[Begin Material to process]

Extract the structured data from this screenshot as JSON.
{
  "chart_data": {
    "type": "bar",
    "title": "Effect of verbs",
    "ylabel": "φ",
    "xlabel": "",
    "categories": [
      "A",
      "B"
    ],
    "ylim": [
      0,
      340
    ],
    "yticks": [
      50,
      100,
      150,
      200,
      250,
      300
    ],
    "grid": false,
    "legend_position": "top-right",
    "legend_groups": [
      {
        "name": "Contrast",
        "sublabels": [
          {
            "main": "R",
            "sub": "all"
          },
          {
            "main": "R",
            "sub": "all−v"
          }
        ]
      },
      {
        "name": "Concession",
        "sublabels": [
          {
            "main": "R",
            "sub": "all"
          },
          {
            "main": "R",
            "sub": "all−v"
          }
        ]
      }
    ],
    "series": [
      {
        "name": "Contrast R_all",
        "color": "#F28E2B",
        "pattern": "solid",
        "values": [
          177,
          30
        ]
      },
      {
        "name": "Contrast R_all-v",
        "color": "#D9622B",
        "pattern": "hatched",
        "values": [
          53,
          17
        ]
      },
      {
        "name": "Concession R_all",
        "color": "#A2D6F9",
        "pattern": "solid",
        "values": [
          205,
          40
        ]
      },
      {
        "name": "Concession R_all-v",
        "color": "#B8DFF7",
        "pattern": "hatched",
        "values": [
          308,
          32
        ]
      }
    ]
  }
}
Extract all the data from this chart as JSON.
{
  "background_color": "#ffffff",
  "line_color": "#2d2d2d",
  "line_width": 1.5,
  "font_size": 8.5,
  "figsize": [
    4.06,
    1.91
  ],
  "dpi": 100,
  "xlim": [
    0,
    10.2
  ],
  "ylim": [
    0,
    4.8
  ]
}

[End Material to process]

What is required:
Find the string "Contrast" in the listing and return every line that holds it.

Result for this exercise:
        "name": "Contrast",
        "name": "Contrast R_all",
        "name": "Contrast R_all-v",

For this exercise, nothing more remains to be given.